→ **Directive**
Gather all lines in the data that hold the string "text".

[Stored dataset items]
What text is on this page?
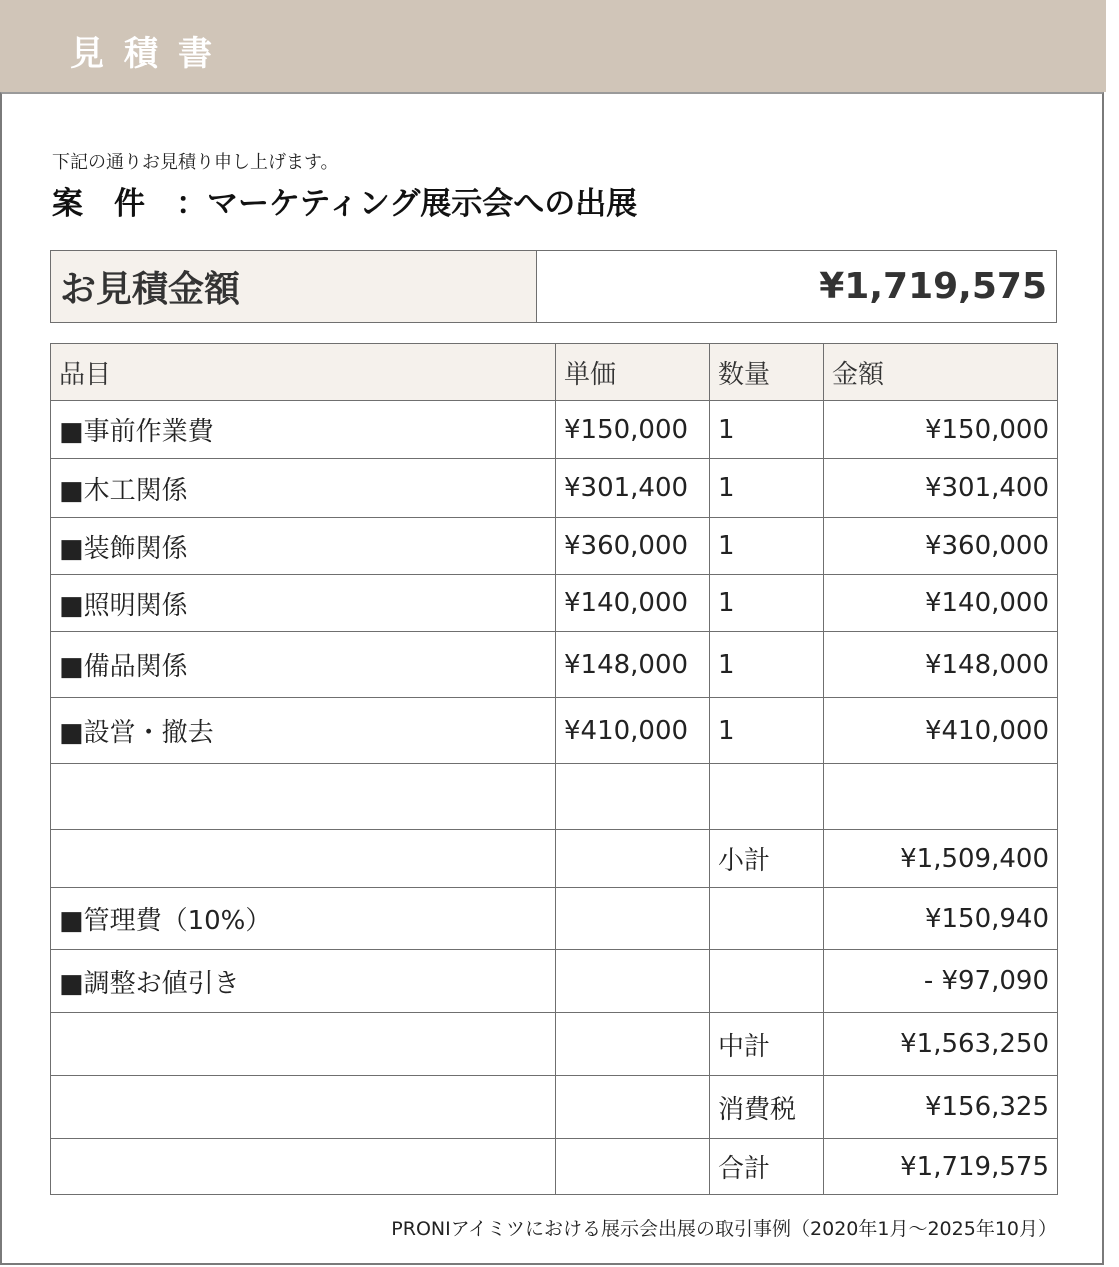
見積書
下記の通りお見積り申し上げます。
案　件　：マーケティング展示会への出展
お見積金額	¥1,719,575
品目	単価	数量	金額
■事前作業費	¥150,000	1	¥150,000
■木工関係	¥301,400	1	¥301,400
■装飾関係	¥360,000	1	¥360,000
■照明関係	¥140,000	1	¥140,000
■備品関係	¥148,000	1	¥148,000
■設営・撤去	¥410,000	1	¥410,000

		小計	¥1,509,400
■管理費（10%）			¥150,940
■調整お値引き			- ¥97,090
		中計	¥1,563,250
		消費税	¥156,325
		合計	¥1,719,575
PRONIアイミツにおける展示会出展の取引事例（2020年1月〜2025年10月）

* * *

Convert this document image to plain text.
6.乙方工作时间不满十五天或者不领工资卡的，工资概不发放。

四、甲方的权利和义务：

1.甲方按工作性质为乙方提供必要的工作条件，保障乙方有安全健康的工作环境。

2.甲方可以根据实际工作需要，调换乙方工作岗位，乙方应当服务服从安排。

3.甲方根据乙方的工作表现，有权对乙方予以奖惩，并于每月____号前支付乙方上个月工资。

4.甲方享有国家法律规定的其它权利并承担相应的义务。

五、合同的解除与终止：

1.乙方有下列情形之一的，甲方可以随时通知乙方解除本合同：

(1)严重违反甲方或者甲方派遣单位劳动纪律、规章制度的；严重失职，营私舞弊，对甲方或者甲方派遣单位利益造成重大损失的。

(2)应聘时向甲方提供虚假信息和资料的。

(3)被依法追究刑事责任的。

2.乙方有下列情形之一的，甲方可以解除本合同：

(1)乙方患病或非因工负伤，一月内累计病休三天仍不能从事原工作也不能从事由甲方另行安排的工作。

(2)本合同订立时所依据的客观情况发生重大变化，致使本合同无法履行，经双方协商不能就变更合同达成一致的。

→ **Finished answer**
What text is on this page?
Convert this document image to plain text.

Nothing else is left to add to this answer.